**Exercise materials**:

● ● ● ●

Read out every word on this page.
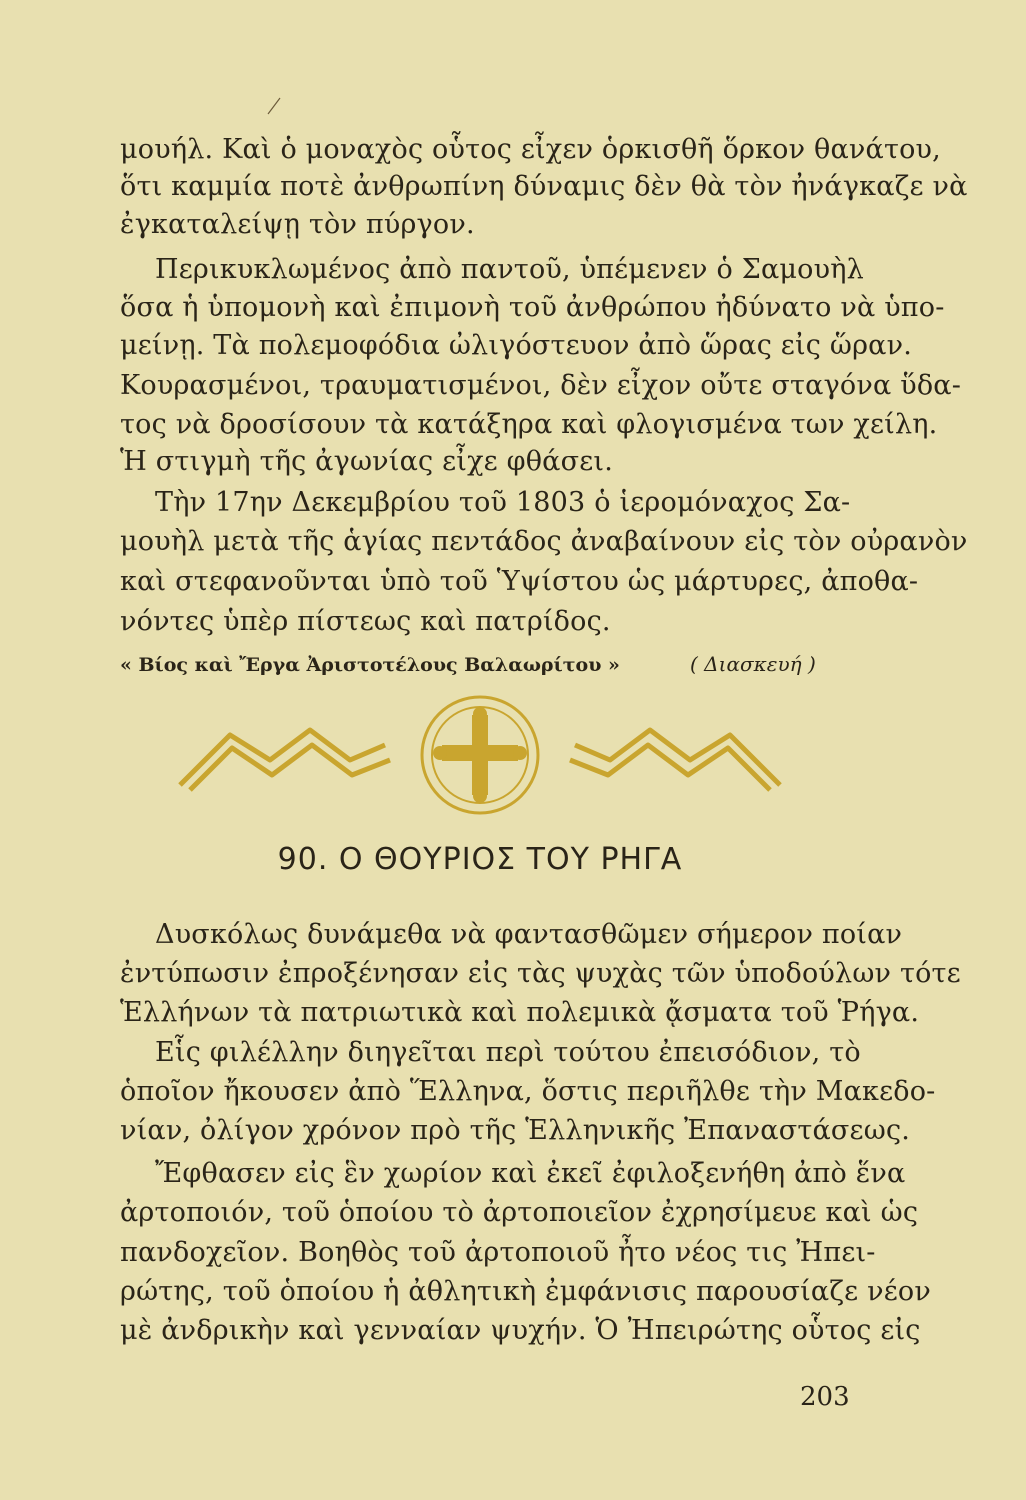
μουήλ. Καὶ ὁ μοναχὸς οὗτος εἶχεν ὁρκισθῆ ὅρκον θανάτου,
ὅτι καμμία ποτὲ ἀνθρωπίνη δύναμις δὲν θὰ τὸν ἠνάγκαζε νὰ
ἐγκαταλείψῃ τὸν πύργον.
Περικυκλωμένος ἀπὸ παντοῦ, ὑπέμενεν ὁ Σαμουὴλ
ὅσα ἡ ὑπομονὴ καὶ ἐπιμονὴ τοῦ ἀνθρώπου ἠδύνατο νὰ ὑπο-
μείνῃ. Τὰ πολεμοφόδια ὠλιγόστευον ἀπὸ ὥρας εἰς ὥραν.
Κουρασμένοι, τραυματισμένοι, δὲν εἶχον οὔτε σταγόνα ὕδα-
τος νὰ δροσίσουν τὰ κατάξηρα καὶ φλογισμένα των χείλη.
Ἡ στιγμὴ τῆς ἀγωνίας εἶχε φθάσει.
Τὴν 17ην Δεκεμβρίου τοῦ 1803 ὁ ἱερομόναχος Σα-
μουὴλ μετὰ τῆς ἁγίας πεντάδος ἀναβαίνουν εἰς τὸν οὐρανὸν
καὶ στεφανοῦνται ὑπὸ τοῦ Ὑψίστου ὡς μάρτυρες, ἀποθα-
νόντες ὑπὲρ πίστεως καὶ πατρίδος.
« Βίος καὶ Ἔργα Ἀριστοτέλους Βαλαωρίτου »	( Διασκευή )
90. Ο ΘΟΥΡΙΟΣ ΤΟΥ ΡΗΓΑ
Δυσκόλως δυνάμεθα νὰ φαντασθῶμεν σήμερον ποίαν
ἐντύπωσιν ἐπροξένησαν εἰς τὰς ψυχὰς τῶν ὑποδούλων τότε
Ἑλλήνων τὰ πατριωτικὰ καὶ πολεμικὰ ᾄσματα τοῦ Ῥήγα.
Εἷς φιλέλλην διηγεῖται περὶ τούτου ἐπεισόδιον, τὸ
ὁποῖον ἤκουσεν ἀπὸ Ἕλληνα, ὅστις περιῆλθε τὴν Μακεδο-
νίαν, ὀλίγον χρόνον πρὸ τῆς Ἑλληνικῆς Ἐπαναστάσεως.
Ἔφθασεν εἰς ἓν χωρίον καὶ ἐκεῖ ἐφιλοξενήθη ἀπὸ ἕνα
ἀρτοποιόν, τοῦ ὁποίου τὸ ἀρτοποιεῖον ἐχρησίμευε καὶ ὡς
πανδοχεῖον. Βοηθὸς τοῦ ἀρτοποιοῦ ἦτο νέος τις Ἠπει-
ρώτης, τοῦ ὁποίου ἡ ἀθλητικὴ ἐμφάνισις παρουσίαζε νέον
μὲ ἀνδρικὴν καὶ γενναίαν ψυχήν. Ὁ Ἠπειρώτης οὗτος εἰς
203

● ● ● ●

**What you have to do**:
Copy all lines in the listing above where the string "οὗτος" appears.

**Exercise output**:
μουήλ. Καὶ ὁ μοναχὸς οὗτος εἶχεν ὁρκισθῆ ὅρκον θανάτου,
μὲ ἀνδρικὴν καὶ γενναίαν ψυχήν. Ὁ Ἠπειρώτης οὗτος εἰς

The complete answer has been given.